__Directions for this task__
Every entry must be given again exactly.

[Excerpt from a dataset]
-------

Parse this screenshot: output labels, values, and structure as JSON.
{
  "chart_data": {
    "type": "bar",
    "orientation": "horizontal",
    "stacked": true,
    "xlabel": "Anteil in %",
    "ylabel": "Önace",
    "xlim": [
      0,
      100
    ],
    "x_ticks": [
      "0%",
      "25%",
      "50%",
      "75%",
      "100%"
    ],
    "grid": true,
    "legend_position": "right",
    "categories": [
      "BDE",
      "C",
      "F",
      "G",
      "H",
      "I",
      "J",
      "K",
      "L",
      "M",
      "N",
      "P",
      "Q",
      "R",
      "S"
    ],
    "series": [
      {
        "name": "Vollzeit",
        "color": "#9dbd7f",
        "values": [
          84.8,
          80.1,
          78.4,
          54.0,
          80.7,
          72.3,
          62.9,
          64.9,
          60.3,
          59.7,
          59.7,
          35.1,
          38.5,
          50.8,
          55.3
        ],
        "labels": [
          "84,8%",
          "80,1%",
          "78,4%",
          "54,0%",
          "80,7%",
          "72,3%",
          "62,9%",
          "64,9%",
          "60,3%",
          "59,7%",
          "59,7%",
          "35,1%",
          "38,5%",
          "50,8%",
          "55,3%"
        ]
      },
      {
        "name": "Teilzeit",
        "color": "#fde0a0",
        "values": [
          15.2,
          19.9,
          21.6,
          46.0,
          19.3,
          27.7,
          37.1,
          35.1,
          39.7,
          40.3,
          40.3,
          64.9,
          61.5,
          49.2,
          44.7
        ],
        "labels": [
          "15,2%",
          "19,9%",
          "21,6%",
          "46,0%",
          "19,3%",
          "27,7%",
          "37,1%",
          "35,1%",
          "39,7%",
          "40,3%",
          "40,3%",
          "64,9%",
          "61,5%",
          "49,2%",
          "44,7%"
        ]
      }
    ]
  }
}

-------

__Task solution__
Parse this screenshot: output labels, values, and structure as JSON.
{
  "chart_data": {
    "type": "bar",
    "orientation": "horizontal",
    "stacked": true,
    "xlabel": "Anteil in %",
    "ylabel": "Önace",
    "xlim": [
      0,
      100
    ],
    "x_ticks": [
      "0%",
      "25%",
      "50%",
      "75%",
      "100%"
    ],
    "grid": true,
    "legend_position": "right",
    "categories": [
      "BDE",
      "C",
      "F",
      "G",
      "H",
      "I",
      "J",
      "K",
      "L",
      "M",
      "N",
      "P",
      "Q",
      "R",
      "S"
    ],
    "series": [
      {
        "name": "Vollzeit",
        "color": "#9dbd7f",
        "values": [
          84.8,
          80.1,
          78.4,
          54.0,
          80.7,
          72.3,
          62.9,
          64.9,
          60.3,
          59.7,
          59.7,
          35.1,
          38.5,
          50.8,
          55.3
        ],
        "labels": [
          "84,8%",
          "80,1%",
          "78,4%",
          "54,0%",
          "80,7%",
          "72,3%",
          "62,9%",
          "64,9%",
          "60,3%",
          "59,7%",
          "59,7%",
          "35,1%",
          "38,5%",
          "50,8%",
          "55,3%"
        ]
      },
      {
        "name": "Teilzeit",
        "color": "#fde0a0",
        "values": [
          15.2,
          19.9,
          21.6,
          46.0,
          19.3,
          27.7,
          37.1,
          35.1,
          39.7,
          40.3,
          40.3,
          64.9,
          61.5,
          49.2,
          44.7
        ],
        "labels": [
          "15,2%",
          "19,9%",
          "21,6%",
          "46,0%",
          "19,3%",
          "27,7%",
          "37,1%",
          "35,1%",
          "39,7%",
          "40,3%",
          "40,3%",
          "64,9%",
          "61,5%",
          "49,2%",
          "44,7%"
        ]
      }
    ]
  }
}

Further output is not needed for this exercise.